## Text section
....
Page 474ß: "The radical Revolutionary Guards Corps had asked Hizbollah, the terrorist organization, to conduct some of the training of Iraqis to use the EFPs, according to U.S. Intelligence. If all this were put out publicly, it might start a fire that no one could put out...Second, if it were true, it meant that Iranians were killing American soldiers — an act of war..."
From the same column, former FBI director Louis Freeh:
It's not the first time we have had information about Iran's murder of Americans. Louis Freeh tells us that the same thing happened following the Khobar Towers bombing in Saudi Arabia. On page 18 of Freeh's My FBI he reports that Saudi Ambassador Bandar told Freeh "we have the goods," pointing "ineluctably towad Iran." The culprits were the same as in Iraq: Hezbollah, under direction from the Iranian Revolutionary Guards and the Iranian Ministry of Intelligence. And then there was a confession from outgoing Iranian President Hashemi Rafsanjani to Crown Prince Abdullah (at the time, effectively the Saudi king): page 19: "the Khobar attack had been planned and carried out with the knowledge of the Iranian supreme ruler, Ayatollah Khamenei."As Freeh puts it, "this had been an act of war against the United States of America."
According to ABC News, Iranian-made explosives of recent manufacture have been captured at the Iran-Iraq border. Iranian fighters have recently been captured northeast of Baghdad after a skirmish with U.S. and Iraqi soldiers.
Greenwald is welcome to his own opinion, but he seems intent on creating his own reality as well, where Iran is not acting against us. Clemons takes the exact same approach, stating, Liebermann "inappropriately ties" Iran to some of the violence in Iraq. This takes a strong adherence to ideology over facts, and yet, this seems to be precisely their shared position. It is just one example of many they ignore or bend to bring "reality" to their "reality-based" community.
I offer only this.
I do not claim to have a crystal ball. I do not pretend to know where the war will lead. I do not pretend to know the outcome. What I do know, however, is that we further broke an already failing nation-state, and did much to create the situation in which the citizens of Iraq find themselves in. When someone creates a problem as we have done with the botched occupation we have witnessed so far, we have an obligation, a responsibility, to do everything within reason to help rectify that mistake.
....
## Data records
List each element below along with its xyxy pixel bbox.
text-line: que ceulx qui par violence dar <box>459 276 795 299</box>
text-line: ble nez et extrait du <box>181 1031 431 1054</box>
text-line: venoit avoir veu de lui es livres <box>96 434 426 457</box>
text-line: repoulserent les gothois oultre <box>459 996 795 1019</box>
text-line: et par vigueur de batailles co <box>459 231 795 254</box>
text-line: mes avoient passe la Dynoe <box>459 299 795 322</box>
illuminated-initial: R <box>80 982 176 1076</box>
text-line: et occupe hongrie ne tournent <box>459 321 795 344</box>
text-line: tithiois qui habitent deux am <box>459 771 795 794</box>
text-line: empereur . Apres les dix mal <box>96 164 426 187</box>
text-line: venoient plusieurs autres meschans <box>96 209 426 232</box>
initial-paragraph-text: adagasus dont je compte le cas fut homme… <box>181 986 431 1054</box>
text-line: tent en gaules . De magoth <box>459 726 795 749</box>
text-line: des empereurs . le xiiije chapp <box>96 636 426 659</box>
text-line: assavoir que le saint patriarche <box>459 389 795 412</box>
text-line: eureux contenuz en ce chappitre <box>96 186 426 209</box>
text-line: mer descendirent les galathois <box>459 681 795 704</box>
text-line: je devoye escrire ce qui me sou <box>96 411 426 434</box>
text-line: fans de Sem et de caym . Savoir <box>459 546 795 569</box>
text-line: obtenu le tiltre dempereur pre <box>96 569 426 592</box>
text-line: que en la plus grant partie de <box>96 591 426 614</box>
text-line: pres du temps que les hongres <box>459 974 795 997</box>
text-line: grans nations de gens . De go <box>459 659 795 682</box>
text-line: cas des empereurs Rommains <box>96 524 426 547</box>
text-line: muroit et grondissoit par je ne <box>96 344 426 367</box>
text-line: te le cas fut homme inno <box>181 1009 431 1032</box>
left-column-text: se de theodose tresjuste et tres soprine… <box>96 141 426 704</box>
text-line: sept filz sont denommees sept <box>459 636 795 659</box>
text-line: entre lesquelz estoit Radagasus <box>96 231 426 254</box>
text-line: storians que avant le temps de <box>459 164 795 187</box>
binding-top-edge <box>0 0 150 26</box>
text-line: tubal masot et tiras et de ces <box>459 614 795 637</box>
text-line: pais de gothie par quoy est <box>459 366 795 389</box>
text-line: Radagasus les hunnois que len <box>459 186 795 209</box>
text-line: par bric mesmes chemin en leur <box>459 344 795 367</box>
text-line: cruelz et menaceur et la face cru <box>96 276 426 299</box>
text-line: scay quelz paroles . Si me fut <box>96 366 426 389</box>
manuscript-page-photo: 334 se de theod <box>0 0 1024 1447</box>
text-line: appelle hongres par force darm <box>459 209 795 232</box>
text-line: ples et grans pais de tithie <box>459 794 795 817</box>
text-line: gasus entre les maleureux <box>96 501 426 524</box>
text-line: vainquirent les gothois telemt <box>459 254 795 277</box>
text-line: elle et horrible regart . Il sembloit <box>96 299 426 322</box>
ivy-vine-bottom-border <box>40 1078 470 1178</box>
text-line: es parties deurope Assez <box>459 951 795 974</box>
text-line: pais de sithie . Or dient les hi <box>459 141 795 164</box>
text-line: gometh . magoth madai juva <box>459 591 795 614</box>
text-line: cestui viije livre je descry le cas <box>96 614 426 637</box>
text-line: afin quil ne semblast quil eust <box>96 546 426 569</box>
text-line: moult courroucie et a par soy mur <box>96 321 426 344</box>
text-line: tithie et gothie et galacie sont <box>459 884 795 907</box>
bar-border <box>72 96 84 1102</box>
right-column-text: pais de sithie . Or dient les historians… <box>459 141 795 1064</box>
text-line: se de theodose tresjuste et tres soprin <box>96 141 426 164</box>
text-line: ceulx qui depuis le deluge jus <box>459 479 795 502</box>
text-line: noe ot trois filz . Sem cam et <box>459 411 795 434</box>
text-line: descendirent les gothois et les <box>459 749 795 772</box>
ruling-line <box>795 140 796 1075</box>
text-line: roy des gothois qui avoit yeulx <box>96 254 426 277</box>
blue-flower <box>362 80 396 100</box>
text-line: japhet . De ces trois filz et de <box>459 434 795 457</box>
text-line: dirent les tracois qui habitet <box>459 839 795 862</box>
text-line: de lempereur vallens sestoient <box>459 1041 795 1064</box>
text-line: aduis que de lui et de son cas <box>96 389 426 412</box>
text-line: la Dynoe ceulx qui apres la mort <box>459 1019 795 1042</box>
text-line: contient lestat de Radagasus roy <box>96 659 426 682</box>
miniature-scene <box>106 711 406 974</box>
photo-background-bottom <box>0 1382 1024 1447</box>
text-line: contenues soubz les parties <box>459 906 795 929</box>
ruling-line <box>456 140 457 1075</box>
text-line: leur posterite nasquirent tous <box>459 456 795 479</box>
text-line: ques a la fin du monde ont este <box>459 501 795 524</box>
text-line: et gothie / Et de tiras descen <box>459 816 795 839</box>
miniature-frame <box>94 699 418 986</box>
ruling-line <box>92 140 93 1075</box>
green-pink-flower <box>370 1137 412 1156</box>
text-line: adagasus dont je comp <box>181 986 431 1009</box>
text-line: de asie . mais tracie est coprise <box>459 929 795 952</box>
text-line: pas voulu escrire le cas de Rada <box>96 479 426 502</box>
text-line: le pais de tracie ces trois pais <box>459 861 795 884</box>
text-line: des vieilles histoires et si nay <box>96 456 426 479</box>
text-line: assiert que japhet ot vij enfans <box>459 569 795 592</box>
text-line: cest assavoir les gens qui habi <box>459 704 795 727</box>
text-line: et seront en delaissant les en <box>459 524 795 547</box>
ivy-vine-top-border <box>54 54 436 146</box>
....
## Task item A
In the text on Iran's role in Iraq, shorten the paragraph beginning "Greenwald is welcome to his own opinion" to two or three sentences, keeping its main points.
## Task item B
Duplicate the passage of the text on Iran's role in Iraq from "According to ABC" up to and including "and Iraqi soldiers.".

## Exercise output A
Greenwald is entitled to his opinion but seems to be creating his own reality, one in which Iran is not acting against the United States, and Clemons takes the same approach by saying Liebermann "inappropriately ties" Iran to some of the violence in Iraq. That stance puts ideology ahead of facts, yet it appears to be their shared position. It is one of many examples they ignore or bend to suit their "reality-based" community.

## Exercise output B
According to ABC News, Iranian-made explosives of recent manufacture have been captured at the Iran-Iraq border. Iranian fighters have recently been captured northeast of Baghdad after a skirmish with U.S. and Iraqi soldiers.